**Request:**
Would you repeat the listing exactly but omit every picture?
========
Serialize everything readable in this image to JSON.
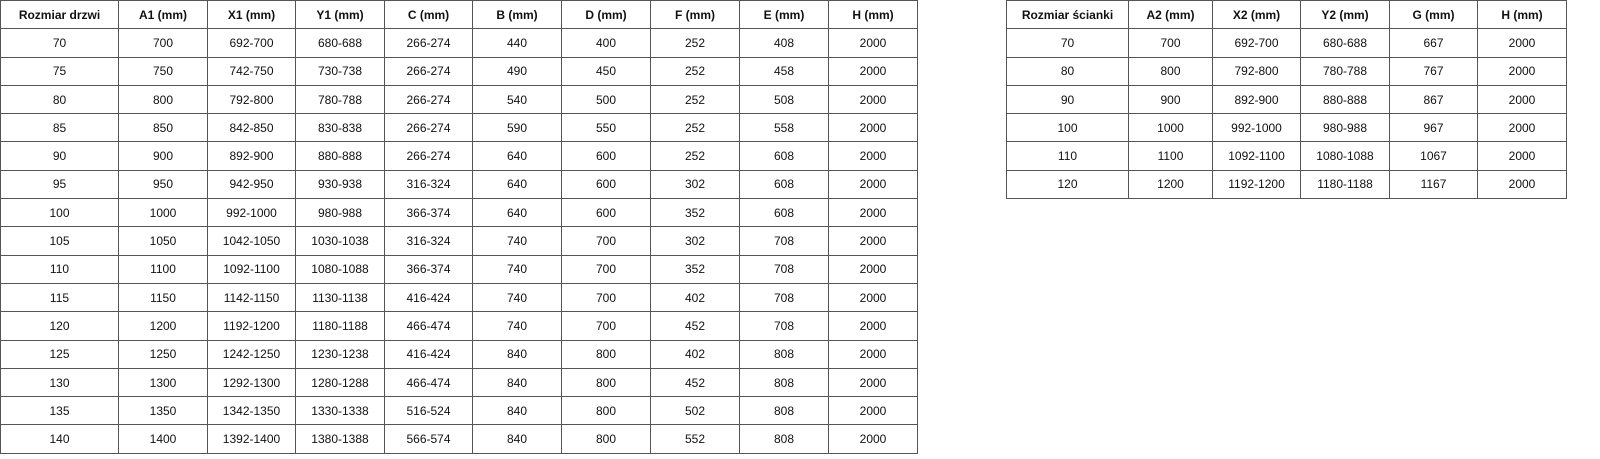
{
  "doors_table": {
    "headers": [
      "Rozmiar drzwi",
      "A1 (mm)",
      "X1 (mm)",
      "Y1 (mm)",
      "C (mm)",
      "B (mm)",
      "D (mm)",
      "F (mm)",
      "E (mm)",
      "H (mm)"
    ],
    "rows": [
      [
        "70",
        "700",
        "692-700",
        "680-688",
        "266-274",
        "440",
        "400",
        "252",
        "408",
        "2000"
      ],
      [
        "75",
        "750",
        "742-750",
        "730-738",
        "266-274",
        "490",
        "450",
        "252",
        "458",
        "2000"
      ],
      [
        "80",
        "800",
        "792-800",
        "780-788",
        "266-274",
        "540",
        "500",
        "252",
        "508",
        "2000"
      ],
      [
        "85",
        "850",
        "842-850",
        "830-838",
        "266-274",
        "590",
        "550",
        "252",
        "558",
        "2000"
      ],
      [
        "90",
        "900",
        "892-900",
        "880-888",
        "266-274",
        "640",
        "600",
        "252",
        "608",
        "2000"
      ],
      [
        "95",
        "950",
        "942-950",
        "930-938",
        "316-324",
        "640",
        "600",
        "302",
        "608",
        "2000"
      ],
      [
        "100",
        "1000",
        "992-1000",
        "980-988",
        "366-374",
        "640",
        "600",
        "352",
        "608",
        "2000"
      ],
      [
        "105",
        "1050",
        "1042-1050",
        "1030-1038",
        "316-324",
        "740",
        "700",
        "302",
        "708",
        "2000"
      ],
      [
        "110",
        "1100",
        "1092-1100",
        "1080-1088",
        "366-374",
        "740",
        "700",
        "352",
        "708",
        "2000"
      ],
      [
        "115",
        "1150",
        "1142-1150",
        "1130-1138",
        "416-424",
        "740",
        "700",
        "402",
        "708",
        "2000"
      ],
      [
        "120",
        "1200",
        "1192-1200",
        "1180-1188",
        "466-474",
        "740",
        "700",
        "452",
        "708",
        "2000"
      ],
      [
        "125",
        "1250",
        "1242-1250",
        "1230-1238",
        "416-424",
        "840",
        "800",
        "402",
        "808",
        "2000"
      ],
      [
        "130",
        "1300",
        "1292-1300",
        "1280-1288",
        "466-474",
        "840",
        "800",
        "452",
        "808",
        "2000"
      ],
      [
        "135",
        "1350",
        "1342-1350",
        "1330-1338",
        "516-524",
        "840",
        "800",
        "502",
        "808",
        "2000"
      ],
      [
        "140",
        "1400",
        "1392-1400",
        "1380-1388",
        "566-574",
        "840",
        "800",
        "552",
        "808",
        "2000"
      ]
    ]
  },
  "wall_table": {
    "headers": [
      "Rozmiar ścianki",
      "A2 (mm)",
      "X2 (mm)",
      "Y2 (mm)",
      "G (mm)",
      "H (mm)"
    ],
    "rows": [
      [
        "70",
        "700",
        "692-700",
        "680-688",
        "667",
        "2000"
      ],
      [
        "80",
        "800",
        "792-800",
        "780-788",
        "767",
        "2000"
      ],
      [
        "90",
        "900",
        "892-900",
        "880-888",
        "867",
        "2000"
      ],
      [
        "100",
        "1000",
        "992-1000",
        "980-988",
        "967",
        "2000"
      ],
      [
        "110",
        "1100",
        "1092-1100",
        "1080-1088",
        "1067",
        "2000"
      ],
      [
        "120",
        "1200",
        "1192-1200",
        "1180-1188",
        "1167",
        "2000"
      ]
    ]
  }
}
========
**Reply:**
Serialize everything readable in this image to JSON.
{
  "doors_table": {
    "headers": [
      "Rozmiar drzwi",
      "A1 (mm)",
      "X1 (mm)",
      "Y1 (mm)",
      "C (mm)",
      "B (mm)",
      "D (mm)",
      "F (mm)",
      "E (mm)",
      "H (mm)"
    ],
    "rows": [
      [
        "70",
        "700",
        "692-700",
        "680-688",
        "266-274",
        "440",
        "400",
        "252",
        "408",
        "2000"
      ],
      [
        "75",
        "750",
        "742-750",
        "730-738",
        "266-274",
        "490",
        "450",
        "252",
        "458",
        "2000"
      ],
      [
        "80",
        "800",
        "792-800",
        "780-788",
        "266-274",
        "540",
        "500",
        "252",
        "508",
        "2000"
      ],
      [
        "85",
        "850",
        "842-850",
        "830-838",
        "266-274",
        "590",
        "550",
        "252",
        "558",
        "2000"
      ],
      [
        "90",
        "900",
        "892-900",
        "880-888",
        "266-274",
        "640",
        "600",
        "252",
        "608",
        "2000"
      ],
      [
        "95",
        "950",
        "942-950",
        "930-938",
        "316-324",
        "640",
        "600",
        "302",
        "608",
        "2000"
      ],
      [
        "100",
        "1000",
        "992-1000",
        "980-988",
        "366-374",
        "640",
        "600",
        "352",
        "608",
        "2000"
      ],
      [
        "105",
        "1050",
        "1042-1050",
        "1030-1038",
        "316-324",
        "740",
        "700",
        "302",
        "708",
        "2000"
      ],
      [
        "110",
        "1100",
        "1092-1100",
        "1080-1088",
        "366-374",
        "740",
        "700",
        "352",
        "708",
        "2000"
      ],
      [
        "115",
        "1150",
        "1142-1150",
        "1130-1138",
        "416-424",
        "740",
        "700",
        "402",
        "708",
        "2000"
      ],
      [
        "120",
        "1200",
        "1192-1200",
        "1180-1188",
        "466-474",
        "740",
        "700",
        "452",
        "708",
        "2000"
      ],
      [
        "125",
        "1250",
        "1242-1250",
        "1230-1238",
        "416-424",
        "840",
        "800",
        "402",
        "808",
        "2000"
      ],
      [
        "130",
        "1300",
        "1292-1300",
        "1280-1288",
        "466-474",
        "840",
        "800",
        "452",
        "808",
        "2000"
      ],
      [
        "135",
        "1350",
        "1342-1350",
        "1330-1338",
        "516-524",
        "840",
        "800",
        "502",
        "808",
        "2000"
      ],
      [
        "140",
        "1400",
        "1392-1400",
        "1380-1388",
        "566-574",
        "840",
        "800",
        "552",
        "808",
        "2000"
      ]
    ]
  },
  "wall_table": {
    "headers": [
      "Rozmiar ścianki",
      "A2 (mm)",
      "X2 (mm)",
      "Y2 (mm)",
      "G (mm)",
      "H (mm)"
    ],
    "rows": [
      [
        "70",
        "700",
        "692-700",
        "680-688",
        "667",
        "2000"
      ],
      [
        "80",
        "800",
        "792-800",
        "780-788",
        "767",
        "2000"
      ],
      [
        "90",
        "900",
        "892-900",
        "880-888",
        "867",
        "2000"
      ],
      [
        "100",
        "1000",
        "992-1000",
        "980-988",
        "967",
        "2000"
      ],
      [
        "110",
        "1100",
        "1092-1100",
        "1080-1088",
        "1067",
        "2000"
      ],
      [
        "120",
        "1200",
        "1192-1200",
        "1180-1188",
        "1167",
        "2000"
      ]
    ]
  }
}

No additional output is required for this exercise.